• [STATED TASK] Your task is to copy every line of this material exactly.

• [DATA SHOWN]
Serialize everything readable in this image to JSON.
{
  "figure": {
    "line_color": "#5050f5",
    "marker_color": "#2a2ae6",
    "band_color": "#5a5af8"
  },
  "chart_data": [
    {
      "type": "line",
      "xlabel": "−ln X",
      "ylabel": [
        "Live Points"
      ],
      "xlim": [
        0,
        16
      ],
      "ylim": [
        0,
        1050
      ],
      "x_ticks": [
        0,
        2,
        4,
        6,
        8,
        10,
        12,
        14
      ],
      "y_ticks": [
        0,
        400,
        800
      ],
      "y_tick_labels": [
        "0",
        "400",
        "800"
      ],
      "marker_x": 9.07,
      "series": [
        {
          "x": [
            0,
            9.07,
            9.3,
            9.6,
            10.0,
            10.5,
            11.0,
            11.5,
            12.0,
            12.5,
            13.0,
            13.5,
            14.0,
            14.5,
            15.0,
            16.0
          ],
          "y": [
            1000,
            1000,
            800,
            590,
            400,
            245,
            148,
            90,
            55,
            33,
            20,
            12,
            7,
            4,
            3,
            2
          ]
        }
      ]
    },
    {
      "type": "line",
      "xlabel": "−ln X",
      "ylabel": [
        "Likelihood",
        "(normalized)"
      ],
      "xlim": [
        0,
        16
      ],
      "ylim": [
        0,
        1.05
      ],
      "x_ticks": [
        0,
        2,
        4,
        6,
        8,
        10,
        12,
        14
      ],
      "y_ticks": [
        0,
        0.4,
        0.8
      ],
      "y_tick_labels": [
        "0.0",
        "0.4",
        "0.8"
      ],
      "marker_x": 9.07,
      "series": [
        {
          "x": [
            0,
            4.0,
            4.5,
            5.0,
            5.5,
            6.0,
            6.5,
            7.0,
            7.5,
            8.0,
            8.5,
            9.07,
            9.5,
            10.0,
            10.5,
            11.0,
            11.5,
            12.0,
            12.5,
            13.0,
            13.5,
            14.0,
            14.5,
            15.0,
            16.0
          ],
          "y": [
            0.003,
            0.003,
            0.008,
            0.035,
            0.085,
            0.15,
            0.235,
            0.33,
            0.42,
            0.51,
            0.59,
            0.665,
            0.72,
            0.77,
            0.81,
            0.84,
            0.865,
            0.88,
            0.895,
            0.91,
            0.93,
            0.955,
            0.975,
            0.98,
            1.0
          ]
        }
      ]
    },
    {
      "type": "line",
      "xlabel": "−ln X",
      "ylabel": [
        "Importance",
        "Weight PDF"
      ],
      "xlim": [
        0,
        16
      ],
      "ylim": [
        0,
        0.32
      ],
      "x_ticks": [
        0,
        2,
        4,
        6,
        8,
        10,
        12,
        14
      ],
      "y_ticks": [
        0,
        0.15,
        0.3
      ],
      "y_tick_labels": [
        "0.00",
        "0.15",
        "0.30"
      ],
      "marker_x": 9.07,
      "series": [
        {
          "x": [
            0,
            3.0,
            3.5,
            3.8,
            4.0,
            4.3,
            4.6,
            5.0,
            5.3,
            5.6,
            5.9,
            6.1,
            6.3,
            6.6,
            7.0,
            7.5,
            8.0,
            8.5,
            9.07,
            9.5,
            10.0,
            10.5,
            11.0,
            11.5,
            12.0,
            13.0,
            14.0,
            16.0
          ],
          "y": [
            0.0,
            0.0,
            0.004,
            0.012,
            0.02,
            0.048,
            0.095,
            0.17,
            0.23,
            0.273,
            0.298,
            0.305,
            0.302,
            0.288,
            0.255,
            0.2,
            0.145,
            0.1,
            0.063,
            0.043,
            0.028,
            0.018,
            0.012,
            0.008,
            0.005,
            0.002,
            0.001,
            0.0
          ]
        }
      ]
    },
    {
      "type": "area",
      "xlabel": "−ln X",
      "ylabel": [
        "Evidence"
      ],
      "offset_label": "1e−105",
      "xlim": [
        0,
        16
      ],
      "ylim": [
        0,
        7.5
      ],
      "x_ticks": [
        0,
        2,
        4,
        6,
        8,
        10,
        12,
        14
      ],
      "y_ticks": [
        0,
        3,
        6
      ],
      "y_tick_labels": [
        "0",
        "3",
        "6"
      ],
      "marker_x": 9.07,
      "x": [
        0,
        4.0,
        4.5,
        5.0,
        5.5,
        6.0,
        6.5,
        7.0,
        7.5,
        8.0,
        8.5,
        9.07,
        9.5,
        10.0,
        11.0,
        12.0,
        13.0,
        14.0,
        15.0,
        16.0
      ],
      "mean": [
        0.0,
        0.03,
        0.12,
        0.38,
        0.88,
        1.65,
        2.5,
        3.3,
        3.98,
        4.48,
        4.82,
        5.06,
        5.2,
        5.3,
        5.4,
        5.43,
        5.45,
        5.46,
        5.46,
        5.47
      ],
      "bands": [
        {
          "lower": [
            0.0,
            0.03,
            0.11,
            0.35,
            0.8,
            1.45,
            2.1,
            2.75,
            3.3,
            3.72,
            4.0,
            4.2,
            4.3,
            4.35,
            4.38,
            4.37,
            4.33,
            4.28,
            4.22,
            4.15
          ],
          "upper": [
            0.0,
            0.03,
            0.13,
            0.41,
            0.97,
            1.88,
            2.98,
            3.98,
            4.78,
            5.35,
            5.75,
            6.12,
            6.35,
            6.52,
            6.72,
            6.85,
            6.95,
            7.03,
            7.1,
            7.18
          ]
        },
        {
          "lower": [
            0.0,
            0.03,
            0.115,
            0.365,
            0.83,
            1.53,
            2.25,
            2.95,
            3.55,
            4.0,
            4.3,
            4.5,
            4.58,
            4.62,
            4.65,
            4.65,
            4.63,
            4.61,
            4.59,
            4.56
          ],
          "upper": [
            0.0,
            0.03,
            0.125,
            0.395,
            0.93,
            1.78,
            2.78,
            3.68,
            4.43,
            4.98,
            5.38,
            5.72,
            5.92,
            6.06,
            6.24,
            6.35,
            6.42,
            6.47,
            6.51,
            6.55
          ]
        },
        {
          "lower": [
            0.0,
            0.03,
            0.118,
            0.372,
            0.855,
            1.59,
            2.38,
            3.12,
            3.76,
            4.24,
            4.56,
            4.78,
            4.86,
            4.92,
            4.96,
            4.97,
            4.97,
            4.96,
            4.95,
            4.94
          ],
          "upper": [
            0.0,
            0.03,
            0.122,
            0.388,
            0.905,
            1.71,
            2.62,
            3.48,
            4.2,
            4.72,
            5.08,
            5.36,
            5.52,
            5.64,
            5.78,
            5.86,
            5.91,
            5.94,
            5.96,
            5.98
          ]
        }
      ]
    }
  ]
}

• [FINISHED ANSWER]
Serialize everything readable in this image to JSON.
{
  "figure": {
    "line_color": "#5050f5",
    "marker_color": "#2a2ae6",
    "band_color": "#5a5af8"
  },
  "chart_data": [
    {
      "type": "line",
      "xlabel": "−ln X",
      "ylabel": [
        "Live Points"
      ],
      "xlim": [
        0,
        16
      ],
      "ylim": [
        0,
        1050
      ],
      "x_ticks": [
        0,
        2,
        4,
        6,
        8,
        10,
        12,
        14
      ],
      "y_ticks": [
        0,
        400,
        800
      ],
      "y_tick_labels": [
        "0",
        "400",
        "800"
      ],
      "marker_x": 9.07,
      "series": [
        {
          "x": [
            0,
            9.07,
            9.3,
            9.6,
            10.0,
            10.5,
            11.0,
            11.5,
            12.0,
            12.5,
            13.0,
            13.5,
            14.0,
            14.5,
            15.0,
            16.0
          ],
          "y": [
            1000,
            1000,
            800,
            590,
            400,
            245,
            148,
            90,
            55,
            33,
            20,
            12,
            7,
            4,
            3,
            2
          ]
        }
      ]
    },
    {
      "type": "line",
      "xlabel": "−ln X",
      "ylabel": [
        "Likelihood",
        "(normalized)"
      ],
      "xlim": [
        0,
        16
      ],
      "ylim": [
        0,
        1.05
      ],
      "x_ticks": [
        0,
        2,
        4,
        6,
        8,
        10,
        12,
        14
      ],
      "y_ticks": [
        0,
        0.4,
        0.8
      ],
      "y_tick_labels": [
        "0.0",
        "0.4",
        "0.8"
      ],
      "marker_x": 9.07,
      "series": [
        {
          "x": [
            0,
            4.0,
            4.5,
            5.0,
            5.5,
            6.0,
            6.5,
            7.0,
            7.5,
            8.0,
            8.5,
            9.07,
            9.5,
            10.0,
            10.5,
            11.0,
            11.5,
            12.0,
            12.5,
            13.0,
            13.5,
            14.0,
            14.5,
            15.0,
            16.0
          ],
          "y": [
            0.003,
            0.003,
            0.008,
            0.035,
            0.085,
            0.15,
            0.235,
            0.33,
            0.42,
            0.51,
            0.59,
            0.665,
            0.72,
            0.77,
            0.81,
            0.84,
            0.865,
            0.88,
            0.895,
            0.91,
            0.93,
            0.955,
            0.975,
            0.98,
            1.0
          ]
        }
      ]
    },
    {
      "type": "line",
      "xlabel": "−ln X",
      "ylabel": [
        "Importance",
        "Weight PDF"
      ],
      "xlim": [
        0,
        16
      ],
      "ylim": [
        0,
        0.32
      ],
      "x_ticks": [
        0,
        2,
        4,
        6,
        8,
        10,
        12,
        14
      ],
      "y_ticks": [
        0,
        0.15,
        0.3
      ],
      "y_tick_labels": [
        "0.00",
        "0.15",
        "0.30"
      ],
      "marker_x": 9.07,
      "series": [
        {
          "x": [
            0,
            3.0,
            3.5,
            3.8,
            4.0,
            4.3,
            4.6,
            5.0,
            5.3,
            5.6,
            5.9,
            6.1,
            6.3,
            6.6,
            7.0,
            7.5,
            8.0,
            8.5,
            9.07,
            9.5,
            10.0,
            10.5,
            11.0,
            11.5,
            12.0,
            13.0,
            14.0,
            16.0
          ],
          "y": [
            0.0,
            0.0,
            0.004,
            0.012,
            0.02,
            0.048,
            0.095,
            0.17,
            0.23,
            0.273,
            0.298,
            0.305,
            0.302,
            0.288,
            0.255,
            0.2,
            0.145,
            0.1,
            0.063,
            0.043,
            0.028,
            0.018,
            0.012,
            0.008,
            0.005,
            0.002,
            0.001,
            0.0
          ]
        }
      ]
    },
    {
      "type": "area",
      "xlabel": "−ln X",
      "ylabel": [
        "Evidence"
      ],
      "offset_label": "1e−105",
      "xlim": [
        0,
        16
      ],
      "ylim": [
        0,
        7.5
      ],
      "x_ticks": [
        0,
        2,
        4,
        6,
        8,
        10,
        12,
        14
      ],
      "y_ticks": [
        0,
        3,
        6
      ],
      "y_tick_labels": [
        "0",
        "3",
        "6"
      ],
      "marker_x": 9.07,
      "x": [
        0,
        4.0,
        4.5,
        5.0,
        5.5,
        6.0,
        6.5,
        7.0,
        7.5,
        8.0,
        8.5,
        9.07,
        9.5,
        10.0,
        11.0,
        12.0,
        13.0,
        14.0,
        15.0,
        16.0
      ],
      "mean": [
        0.0,
        0.03,
        0.12,
        0.38,
        0.88,
        1.65,
        2.5,
        3.3,
        3.98,
        4.48,
        4.82,
        5.06,
        5.2,
        5.3,
        5.4,
        5.43,
        5.45,
        5.46,
        5.46,
        5.47
      ],
      "bands": [
        {
          "lower": [
            0.0,
            0.03,
            0.11,
            0.35,
            0.8,
            1.45,
            2.1,
            2.75,
            3.3,
            3.72,
            4.0,
            4.2,
            4.3,
            4.35,
            4.38,
            4.37,
            4.33,
            4.28,
            4.22,
            4.15
          ],
          "upper": [
            0.0,
            0.03,
            0.13,
            0.41,
            0.97,
            1.88,
            2.98,
            3.98,
            4.78,
            5.35,
            5.75,
            6.12,
            6.35,
            6.52,
            6.72,
            6.85,
            6.95,
            7.03,
            7.1,
            7.18
          ]
        },
        {
          "lower": [
            0.0,
            0.03,
            0.115,
            0.365,
            0.83,
            1.53,
            2.25,
            2.95,
            3.55,
            4.0,
            4.3,
            4.5,
            4.58,
            4.62,
            4.65,
            4.65,
            4.63,
            4.61,
            4.59,
            4.56
          ],
          "upper": [
            0.0,
            0.03,
            0.125,
            0.395,
            0.93,
            1.78,
            2.78,
            3.68,
            4.43,
            4.98,
            5.38,
            5.72,
            5.92,
            6.06,
            6.24,
            6.35,
            6.42,
            6.47,
            6.51,
            6.55
          ]
        },
        {
          "lower": [
            0.0,
            0.03,
            0.118,
            0.372,
            0.855,
            1.59,
            2.38,
            3.12,
            3.76,
            4.24,
            4.56,
            4.78,
            4.86,
            4.92,
            4.96,
            4.97,
            4.97,
            4.96,
            4.95,
            4.94
          ],
          "upper": [
            0.0,
            0.03,
            0.122,
            0.388,
            0.905,
            1.71,
            2.62,
            3.48,
            4.2,
            4.72,
            5.08,
            5.36,
            5.52,
            5.64,
            5.78,
            5.86,
            5.91,
            5.94,
            5.96,
            5.98
          ]
        }
      ]
    }
  ]
}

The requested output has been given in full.